§ **BRANO SELEZIONATO**
ORATE nel Porto

Avete mai visto salire verso la superficie dell’acqua una bella orata attaccata alla vostra lenza, dopo un combattimento durato alcuni minuti che ha messo a dura prova le vostre capacità nel contrastare le lunghe filate del pesce, le imprevedibili virate, le possenti testate e quanto altro è venuto in mente al pinnuto per sfuggire all’epilogo della cattura?

Ebbene si tratta di una emozione veramente indescrivibile: il cuore batte a mille, l’adrenalina sale, le gambe tremano come le braccia.

Dall’acqua ci viene trasmesso un inequivocabile segnale visivo quello del riflesso dorato proveniente dal pesce ed anche il più esperto dei pescatori, il più abituato a catturare questi magnifici animali, prova le stesse emozioni di un neofita.

L’ultimo atto, quello di mettere “sua maestà” dentro il guadino e di alzarla fuori dal suo elemento, non è che il preludio all’immensa gioia nel vederla finalmente in tutta la sua regale bellezza, adagiata nella rete, ma ancora fiera ed indomita.

Abbiamo parlato dell’orata come della regina del mare ed in effetti il suo portamento, le sue caratteristiche ne fanno un pesce che ha tutte le carte in regola per essere considerato tale.

E’ quindi chiaro il motivo per il quale tantissimi pescatori sportivi si dedicano alla pesca delle orate quasi a tempo pieno mirando la loro ricerca esclusivamente a questi pesci con inneschi selettivi, appostamenti ad ore specifiche in zone conosciute, speciali rituali, ecc..

“Piuttosto prendo cappotto, ma se devo vedere una mangiata voglio che sia quella di un’orata” è la classica frase che viene normalmente detta dagli “oratari” una categoria molto particolare di pescatori, quasi una setta, oseremmo dire, che fa della cattura dell’orata il punto di arrivo di ogni pescata.

Da non sottovalutare poi il prestigio che un buon “orataro” acquista nei confronti degli altri pescatori con una bella cattura o con catture multiple, in modo particolare nei confronti di quelli che si dedicano alla sua stessa pesca .

Sono moltissimi i seguaci di questa filosofia e sono disposti ad innumerevoli sacrifici per raggiungere il loro obiettivo: si alzano nottetempo per giungere sul luogo di pesca prima che il sole si sia levato, restano li ad attendere un’abboccata per ore ed ore senza perdere la fiducia ed il più delle volte non trovano risposta ai loro sforzi e non vengono ripagati adeguatamente.

Ma il motivo di tanta ostinazione oppure il premio ai tanti sforzi, sta proprio nelle prime righe dell’articolo, quando vi abbiamo chiesto: “Avete mai visto salire verso la superficie dell’acqua una bella orata………..”.

  • Caratteristiche dell’ambiente portuale e motivi per i quali le orate vi entrano.

§ **ESTRATTO DEI DATI**
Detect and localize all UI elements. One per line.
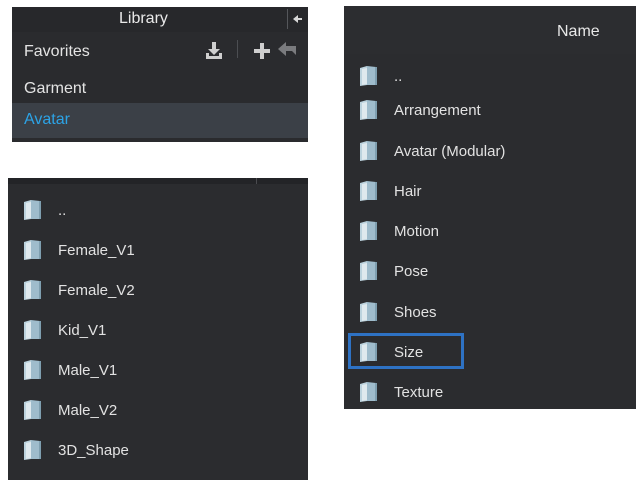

§ **ESERCIZI DA SVOLGERE**
a - Puoi estrarre dal brano sulla pesca delle orate il passo che comincia con "Sono moltissimi i" e finisce con "vengono ripagati adeguatamente.", copiandolo parola per parola?
b - Come prosegue il brano sulla pesca delle orate nel porto? Continualo a partire dal punto in cui si interrompe.
Le righe non hanno alcun legame con il brano.

§ **RISPOSTE**
a -
Sono moltissimi i seguaci di questa filosofia e sono disposti ad innumerevoli sacrifici per raggiungere il loro obiettivo: si alzano nottetempo per giungere sul luogo di pesca prima che il sole si sia levato, restano li ad attendere un’abboccata per ore ed ore senza perdere la fiducia ed il più delle volte non trovano risposta ai loro sforzi e non vengono ripagati adeguatamente.

b -
L’orata è un pesce che popola tutto il Mediterraneo e che si può incontrare un po’ dappertutto: in mare aperto sui fondali misti a posidonia, sulle secche sommerse, davanti agli arenili sabbiosi, alle scogliere artificiali o naturali, ma l’ambiente che non viene mai disertato da questo pesce durante il suo continuo vagabondaggio alla ricerca del cibo è quello portuale.

Le pareti delle banchine di cemento dei porti sono, infatti, un’inesauribile riserva di cozze la cui crescita viene oltremodo favorita dalla qualità delle acque che non si può certamente definire “buona”.

Negli specchi d’acqua dei grossi porti commerciali, dove è più facile incontrare le orate, spesso si gettano, inoltre, scarichi di acqua dolce che contribuiscono a far diminuire il grado di salinità favorendo in questo modo la presenza di quei microrganismi che stanno alla base della catena alimentare.

Queste acque vengono definite “grasse” e sono meta di un continuo peregrinaggio non soltanto da parte delle già citate orate, ma anche di muggini, branzini, saraghi, boghe, menole, occhiate…

Oltre alle cozze, l’ambiente è abitato da crostacei, primi tra tutti i gamberetti, quindi i granchi, i paguri…..

In alcuni porti esistono zone dove i pescherecci scaricano il pescato ed inevitabilmente in acqua vanno a finire scarti organici di ogni tipo i quali oltre ad essere da subito pronti per essere mangiati, restando lì sul fondo innescano, in fase di decomposizione un ulteriore catena alimentare.

I pesci lo sanno o meglio hanno imparato a conoscere questo ambiente nei minimi particolari e con la meticolosità, la costanza e la determinazione che soltanto gli animali possiedono lo battono in lungo ed il largo alla ricerca del cibo.

Le orate, tuttavia, pur non disdegnando la perlustrazione in qualunque orario della giornata, comprese le ore notturne, dimostrano di apprezzare particolarmente, per le loro incursioni nel porto, le ore immediatamente vicine al sorgere del sole quelle dell’alba.

  • Appostamento o ricerca itinerante

La categoria degli oratari si divide in due fasce distinte, ambedue hanno la loro filosofia e le loro convinzioni, ma soprattutto una non è meno importante dell’altra e viceversa.

La prima è quella che insidia gli sparidi con una tecnica che fa dell’appostamento la sua arma vincente, si impostano, infatti, almeno tre canne che vengono lanciate in acqua a differenti distanze dalla riva in modo da incrociare con più facilità il pascolo delle orate.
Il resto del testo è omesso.